*Work to do*
Keep only the lines of the listing that include the word "phased", and copy them.

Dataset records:
+-------+

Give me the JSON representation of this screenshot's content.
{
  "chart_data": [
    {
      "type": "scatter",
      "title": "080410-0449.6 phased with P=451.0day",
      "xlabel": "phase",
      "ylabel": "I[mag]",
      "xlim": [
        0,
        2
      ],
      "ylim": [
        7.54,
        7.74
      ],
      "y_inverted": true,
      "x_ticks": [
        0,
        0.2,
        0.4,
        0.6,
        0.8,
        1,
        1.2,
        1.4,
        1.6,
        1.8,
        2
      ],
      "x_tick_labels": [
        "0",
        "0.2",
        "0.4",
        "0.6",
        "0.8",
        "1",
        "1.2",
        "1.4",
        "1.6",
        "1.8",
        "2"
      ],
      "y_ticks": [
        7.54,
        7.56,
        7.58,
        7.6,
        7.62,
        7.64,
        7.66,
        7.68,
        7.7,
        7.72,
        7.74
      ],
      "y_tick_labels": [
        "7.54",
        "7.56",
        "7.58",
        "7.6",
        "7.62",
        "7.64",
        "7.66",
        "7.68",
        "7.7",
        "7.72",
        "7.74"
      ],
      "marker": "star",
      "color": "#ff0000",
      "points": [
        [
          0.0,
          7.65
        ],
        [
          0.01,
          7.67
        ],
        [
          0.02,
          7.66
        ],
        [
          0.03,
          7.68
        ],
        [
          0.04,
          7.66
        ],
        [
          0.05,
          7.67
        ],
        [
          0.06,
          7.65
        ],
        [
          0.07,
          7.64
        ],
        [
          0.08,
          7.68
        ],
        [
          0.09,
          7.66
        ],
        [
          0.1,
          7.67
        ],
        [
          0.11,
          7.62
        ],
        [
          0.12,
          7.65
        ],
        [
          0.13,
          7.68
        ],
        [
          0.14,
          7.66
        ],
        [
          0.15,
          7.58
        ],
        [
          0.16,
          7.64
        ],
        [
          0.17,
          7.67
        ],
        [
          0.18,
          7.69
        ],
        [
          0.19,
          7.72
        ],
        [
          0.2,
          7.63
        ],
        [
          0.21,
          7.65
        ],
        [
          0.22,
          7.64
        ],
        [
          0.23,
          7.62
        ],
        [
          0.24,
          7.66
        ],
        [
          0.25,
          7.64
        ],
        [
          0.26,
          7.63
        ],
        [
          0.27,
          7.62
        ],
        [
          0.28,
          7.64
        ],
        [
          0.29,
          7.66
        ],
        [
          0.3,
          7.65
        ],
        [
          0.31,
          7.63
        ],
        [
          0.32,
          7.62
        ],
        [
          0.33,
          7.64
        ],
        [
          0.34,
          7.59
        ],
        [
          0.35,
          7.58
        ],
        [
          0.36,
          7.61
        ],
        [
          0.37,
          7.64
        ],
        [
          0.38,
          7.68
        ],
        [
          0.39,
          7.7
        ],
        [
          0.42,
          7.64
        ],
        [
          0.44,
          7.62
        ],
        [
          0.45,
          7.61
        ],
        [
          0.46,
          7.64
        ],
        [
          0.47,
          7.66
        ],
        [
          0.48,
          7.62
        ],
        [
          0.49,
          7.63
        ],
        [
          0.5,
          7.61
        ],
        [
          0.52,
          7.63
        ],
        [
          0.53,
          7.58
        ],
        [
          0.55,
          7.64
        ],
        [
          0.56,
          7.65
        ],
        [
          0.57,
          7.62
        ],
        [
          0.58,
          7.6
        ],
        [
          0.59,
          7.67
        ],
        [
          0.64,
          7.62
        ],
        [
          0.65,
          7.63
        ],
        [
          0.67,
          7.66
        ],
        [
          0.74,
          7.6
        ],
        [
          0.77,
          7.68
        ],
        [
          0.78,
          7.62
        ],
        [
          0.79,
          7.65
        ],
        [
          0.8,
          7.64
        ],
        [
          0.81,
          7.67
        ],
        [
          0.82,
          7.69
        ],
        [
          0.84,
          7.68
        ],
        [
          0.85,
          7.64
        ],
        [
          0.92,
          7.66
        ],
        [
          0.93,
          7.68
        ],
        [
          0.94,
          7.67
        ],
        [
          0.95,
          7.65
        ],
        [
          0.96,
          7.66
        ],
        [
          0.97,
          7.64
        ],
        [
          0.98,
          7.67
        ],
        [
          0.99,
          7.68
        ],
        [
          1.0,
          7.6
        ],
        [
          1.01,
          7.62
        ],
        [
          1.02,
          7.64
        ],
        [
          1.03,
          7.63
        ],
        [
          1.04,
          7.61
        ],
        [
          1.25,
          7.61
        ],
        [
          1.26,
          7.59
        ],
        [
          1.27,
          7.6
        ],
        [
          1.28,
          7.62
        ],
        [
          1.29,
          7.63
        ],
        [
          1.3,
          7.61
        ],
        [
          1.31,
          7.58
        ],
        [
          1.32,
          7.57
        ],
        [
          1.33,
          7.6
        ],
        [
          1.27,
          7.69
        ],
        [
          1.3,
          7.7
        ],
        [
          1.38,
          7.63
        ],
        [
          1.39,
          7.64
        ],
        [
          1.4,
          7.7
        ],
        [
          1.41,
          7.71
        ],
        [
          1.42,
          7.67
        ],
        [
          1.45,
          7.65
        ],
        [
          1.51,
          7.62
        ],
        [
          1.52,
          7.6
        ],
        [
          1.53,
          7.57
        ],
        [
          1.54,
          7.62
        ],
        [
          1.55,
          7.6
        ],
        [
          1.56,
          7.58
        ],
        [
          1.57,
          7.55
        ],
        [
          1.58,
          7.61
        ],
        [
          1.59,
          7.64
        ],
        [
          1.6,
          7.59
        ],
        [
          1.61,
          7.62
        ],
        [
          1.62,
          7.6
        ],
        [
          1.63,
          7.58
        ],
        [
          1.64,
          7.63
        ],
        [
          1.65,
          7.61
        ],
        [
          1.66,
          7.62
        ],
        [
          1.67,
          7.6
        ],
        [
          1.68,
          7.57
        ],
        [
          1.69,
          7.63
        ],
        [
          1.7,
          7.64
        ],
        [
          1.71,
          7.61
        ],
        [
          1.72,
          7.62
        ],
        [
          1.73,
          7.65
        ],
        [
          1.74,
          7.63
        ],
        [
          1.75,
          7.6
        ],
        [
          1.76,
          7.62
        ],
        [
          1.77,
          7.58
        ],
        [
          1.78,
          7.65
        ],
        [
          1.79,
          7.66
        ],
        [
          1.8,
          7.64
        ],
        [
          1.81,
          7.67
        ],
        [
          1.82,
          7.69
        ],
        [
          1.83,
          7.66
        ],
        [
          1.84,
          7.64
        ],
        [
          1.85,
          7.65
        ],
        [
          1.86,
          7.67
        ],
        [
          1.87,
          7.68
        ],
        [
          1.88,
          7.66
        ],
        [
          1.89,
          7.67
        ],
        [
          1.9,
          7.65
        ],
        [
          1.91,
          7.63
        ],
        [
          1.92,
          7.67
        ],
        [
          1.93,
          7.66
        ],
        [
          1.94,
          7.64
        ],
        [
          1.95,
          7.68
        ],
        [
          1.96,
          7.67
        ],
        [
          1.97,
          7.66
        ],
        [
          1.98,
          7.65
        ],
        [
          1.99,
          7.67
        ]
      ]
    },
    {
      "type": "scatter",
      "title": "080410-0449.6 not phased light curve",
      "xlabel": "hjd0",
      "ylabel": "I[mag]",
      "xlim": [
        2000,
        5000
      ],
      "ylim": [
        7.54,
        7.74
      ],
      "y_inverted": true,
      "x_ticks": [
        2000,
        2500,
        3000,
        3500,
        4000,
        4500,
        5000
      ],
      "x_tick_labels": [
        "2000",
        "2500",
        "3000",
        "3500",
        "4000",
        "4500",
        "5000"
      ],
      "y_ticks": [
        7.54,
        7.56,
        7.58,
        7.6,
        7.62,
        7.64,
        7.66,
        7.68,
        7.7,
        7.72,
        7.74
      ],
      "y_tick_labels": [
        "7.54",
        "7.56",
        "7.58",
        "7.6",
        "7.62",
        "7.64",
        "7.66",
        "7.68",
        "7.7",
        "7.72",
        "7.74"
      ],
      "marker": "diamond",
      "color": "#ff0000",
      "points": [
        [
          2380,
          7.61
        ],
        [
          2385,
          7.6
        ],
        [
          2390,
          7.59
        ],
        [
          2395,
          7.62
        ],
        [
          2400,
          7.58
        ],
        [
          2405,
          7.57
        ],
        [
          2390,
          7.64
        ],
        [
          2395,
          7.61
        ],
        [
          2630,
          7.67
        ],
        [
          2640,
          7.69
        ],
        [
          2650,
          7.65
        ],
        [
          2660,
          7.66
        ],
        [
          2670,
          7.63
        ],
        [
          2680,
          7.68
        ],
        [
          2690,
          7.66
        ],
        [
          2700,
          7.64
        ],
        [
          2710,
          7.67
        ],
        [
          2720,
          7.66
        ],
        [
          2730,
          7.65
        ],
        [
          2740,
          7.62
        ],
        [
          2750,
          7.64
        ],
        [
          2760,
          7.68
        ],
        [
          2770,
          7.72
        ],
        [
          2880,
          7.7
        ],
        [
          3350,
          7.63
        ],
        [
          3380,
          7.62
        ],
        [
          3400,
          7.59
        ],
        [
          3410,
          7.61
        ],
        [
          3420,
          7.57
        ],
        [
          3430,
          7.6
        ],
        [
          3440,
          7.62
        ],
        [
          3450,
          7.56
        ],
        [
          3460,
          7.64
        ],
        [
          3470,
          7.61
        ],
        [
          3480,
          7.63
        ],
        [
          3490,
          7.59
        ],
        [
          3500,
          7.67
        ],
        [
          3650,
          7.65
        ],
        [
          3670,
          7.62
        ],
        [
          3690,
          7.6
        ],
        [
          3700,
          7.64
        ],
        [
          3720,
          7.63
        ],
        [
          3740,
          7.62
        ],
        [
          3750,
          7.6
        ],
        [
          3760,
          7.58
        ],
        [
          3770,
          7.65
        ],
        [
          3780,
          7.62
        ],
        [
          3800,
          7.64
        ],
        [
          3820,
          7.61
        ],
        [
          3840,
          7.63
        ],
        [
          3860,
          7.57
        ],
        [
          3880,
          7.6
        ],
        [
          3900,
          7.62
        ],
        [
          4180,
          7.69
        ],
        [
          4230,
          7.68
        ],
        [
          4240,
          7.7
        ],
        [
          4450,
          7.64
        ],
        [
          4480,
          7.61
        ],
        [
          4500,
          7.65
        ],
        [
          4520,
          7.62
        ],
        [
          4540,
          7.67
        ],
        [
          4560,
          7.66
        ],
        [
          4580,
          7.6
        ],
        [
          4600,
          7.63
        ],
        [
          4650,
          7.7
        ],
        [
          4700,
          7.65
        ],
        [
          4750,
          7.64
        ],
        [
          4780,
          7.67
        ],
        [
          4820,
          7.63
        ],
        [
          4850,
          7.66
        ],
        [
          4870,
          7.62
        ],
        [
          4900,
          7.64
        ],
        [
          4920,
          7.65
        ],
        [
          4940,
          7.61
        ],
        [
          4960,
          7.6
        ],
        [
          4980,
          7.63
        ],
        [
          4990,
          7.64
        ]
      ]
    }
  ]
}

+-------+

*Task response*
      "title": "080410-0449.6 phased with P=451.0day",
      "title": "080410-0449.6 not phased light curve",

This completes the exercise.